> To do
Find each line with the word "points" in it, then give the total alone.

> Data to process
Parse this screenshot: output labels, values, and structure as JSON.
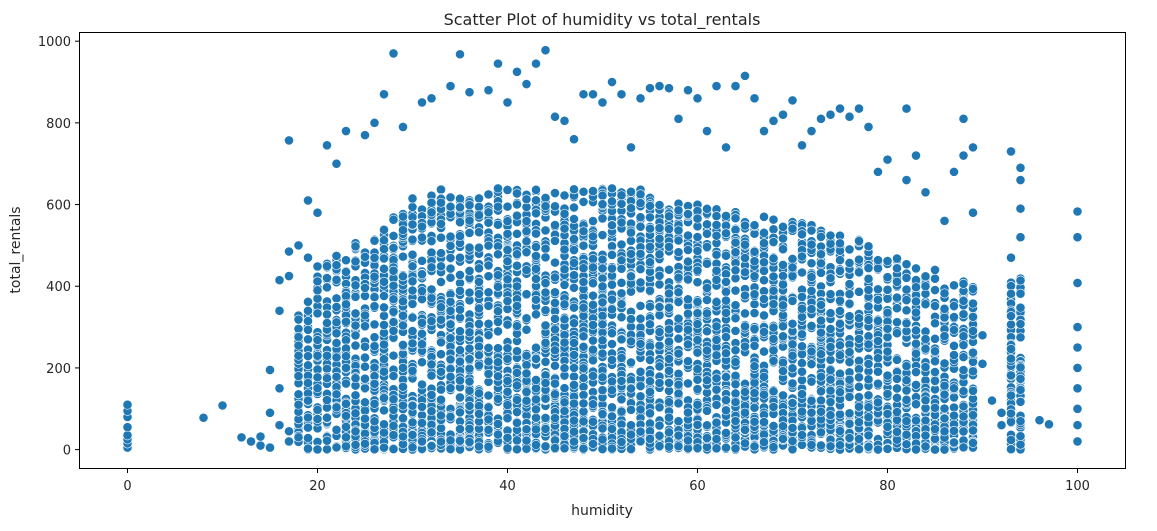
{
  "chart_data": {
    "type": "scatter",
    "title": "Scatter Plot of humidity vs total_rentals",
    "xlabel": "humidity",
    "ylabel": "total_rentals",
    "xlim": [
      -5,
      105
    ],
    "ylim": [
      -45,
      1020
    ],
    "xticks": [
      0,
      20,
      40,
      60,
      80,
      100
    ],
    "yticks": [
      0,
      200,
      400,
      600,
      800,
      1000
    ],
    "grid": false,
    "marker_color": "#1f77b4",
    "marker_edge_color": "#ffffff",
    "points_note": "Dense scatter with values densest between humidity 25-90 and rentals 0-600. Representative sampled points listed; density is dominated by hourly data.",
    "points": [
      {
        "x": 0,
        "y": 5
      },
      {
        "x": 0,
        "y": 15
      },
      {
        "x": 0,
        "y": 25
      },
      {
        "x": 0,
        "y": 35
      },
      {
        "x": 0,
        "y": 55
      },
      {
        "x": 0,
        "y": 80
      },
      {
        "x": 0,
        "y": 95
      },
      {
        "x": 0,
        "y": 110
      },
      {
        "x": 8,
        "y": 78
      },
      {
        "x": 10,
        "y": 108
      },
      {
        "x": 12,
        "y": 30
      },
      {
        "x": 13,
        "y": 20
      },
      {
        "x": 14,
        "y": 10
      },
      {
        "x": 14,
        "y": 32
      },
      {
        "x": 15,
        "y": 5
      },
      {
        "x": 15,
        "y": 90
      },
      {
        "x": 15,
        "y": 195
      },
      {
        "x": 16,
        "y": 60
      },
      {
        "x": 16,
        "y": 150
      },
      {
        "x": 16,
        "y": 340
      },
      {
        "x": 16,
        "y": 415
      },
      {
        "x": 17,
        "y": 20
      },
      {
        "x": 17,
        "y": 45
      },
      {
        "x": 17,
        "y": 425
      },
      {
        "x": 17,
        "y": 485
      },
      {
        "x": 17,
        "y": 757
      },
      {
        "x": 18,
        "y": 110
      },
      {
        "x": 18,
        "y": 180
      },
      {
        "x": 18,
        "y": 230
      },
      {
        "x": 18,
        "y": 500
      },
      {
        "x": 19,
        "y": 120
      },
      {
        "x": 19,
        "y": 340
      },
      {
        "x": 19,
        "y": 470
      },
      {
        "x": 19,
        "y": 610
      },
      {
        "x": 20,
        "y": 75
      },
      {
        "x": 20,
        "y": 230
      },
      {
        "x": 20,
        "y": 390
      },
      {
        "x": 20,
        "y": 580
      },
      {
        "x": 21,
        "y": 745
      },
      {
        "x": 22,
        "y": 700
      },
      {
        "x": 23,
        "y": 780
      },
      {
        "x": 25,
        "y": 770
      },
      {
        "x": 26,
        "y": 800
      },
      {
        "x": 27,
        "y": 870
      },
      {
        "x": 28,
        "y": 970
      },
      {
        "x": 29,
        "y": 790
      },
      {
        "x": 31,
        "y": 850
      },
      {
        "x": 32,
        "y": 860
      },
      {
        "x": 34,
        "y": 890
      },
      {
        "x": 35,
        "y": 968
      },
      {
        "x": 36,
        "y": 875
      },
      {
        "x": 38,
        "y": 880
      },
      {
        "x": 39,
        "y": 945
      },
      {
        "x": 40,
        "y": 850
      },
      {
        "x": 41,
        "y": 925
      },
      {
        "x": 42,
        "y": 895
      },
      {
        "x": 43,
        "y": 945
      },
      {
        "x": 44,
        "y": 978
      },
      {
        "x": 45,
        "y": 815
      },
      {
        "x": 46,
        "y": 805
      },
      {
        "x": 47,
        "y": 760
      },
      {
        "x": 48,
        "y": 870
      },
      {
        "x": 49,
        "y": 870
      },
      {
        "x": 50,
        "y": 850
      },
      {
        "x": 51,
        "y": 900
      },
      {
        "x": 52,
        "y": 870
      },
      {
        "x": 53,
        "y": 740
      },
      {
        "x": 54,
        "y": 860
      },
      {
        "x": 55,
        "y": 885
      },
      {
        "x": 56,
        "y": 890
      },
      {
        "x": 57,
        "y": 885
      },
      {
        "x": 58,
        "y": 810
      },
      {
        "x": 59,
        "y": 880
      },
      {
        "x": 60,
        "y": 860
      },
      {
        "x": 61,
        "y": 780
      },
      {
        "x": 62,
        "y": 890
      },
      {
        "x": 63,
        "y": 740
      },
      {
        "x": 64,
        "y": 890
      },
      {
        "x": 65,
        "y": 915
      },
      {
        "x": 66,
        "y": 860
      },
      {
        "x": 67,
        "y": 780
      },
      {
        "x": 68,
        "y": 805
      },
      {
        "x": 69,
        "y": 820
      },
      {
        "x": 70,
        "y": 855
      },
      {
        "x": 71,
        "y": 745
      },
      {
        "x": 72,
        "y": 780
      },
      {
        "x": 73,
        "y": 810
      },
      {
        "x": 74,
        "y": 820
      },
      {
        "x": 75,
        "y": 835
      },
      {
        "x": 76,
        "y": 815
      },
      {
        "x": 77,
        "y": 835
      },
      {
        "x": 78,
        "y": 790
      },
      {
        "x": 79,
        "y": 680
      },
      {
        "x": 80,
        "y": 710
      },
      {
        "x": 82,
        "y": 835
      },
      {
        "x": 82,
        "y": 660
      },
      {
        "x": 83,
        "y": 720
      },
      {
        "x": 84,
        "y": 630
      },
      {
        "x": 85,
        "y": 440
      },
      {
        "x": 86,
        "y": 560
      },
      {
        "x": 87,
        "y": 680
      },
      {
        "x": 88,
        "y": 810
      },
      {
        "x": 88,
        "y": 720
      },
      {
        "x": 89,
        "y": 740
      },
      {
        "x": 89,
        "y": 580
      },
      {
        "x": 90,
        "y": 280
      },
      {
        "x": 90,
        "y": 210
      },
      {
        "x": 91,
        "y": 120
      },
      {
        "x": 92,
        "y": 90
      },
      {
        "x": 92,
        "y": 60
      },
      {
        "x": 93,
        "y": 730
      },
      {
        "x": 93,
        "y": 470
      },
      {
        "x": 94,
        "y": 690
      },
      {
        "x": 94,
        "y": 660
      },
      {
        "x": 94,
        "y": 590
      },
      {
        "x": 94,
        "y": 520
      },
      {
        "x": 96,
        "y": 72
      },
      {
        "x": 97,
        "y": 62
      },
      {
        "x": 100,
        "y": 583
      },
      {
        "x": 100,
        "y": 520
      },
      {
        "x": 100,
        "y": 408
      },
      {
        "x": 100,
        "y": 300
      },
      {
        "x": 100,
        "y": 250
      },
      {
        "x": 100,
        "y": 200
      },
      {
        "x": 100,
        "y": 150
      },
      {
        "x": 100,
        "y": 100
      },
      {
        "x": 100,
        "y": 60
      },
      {
        "x": 100,
        "y": 20
      }
    ]
  }
}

> Solution for this exercise
2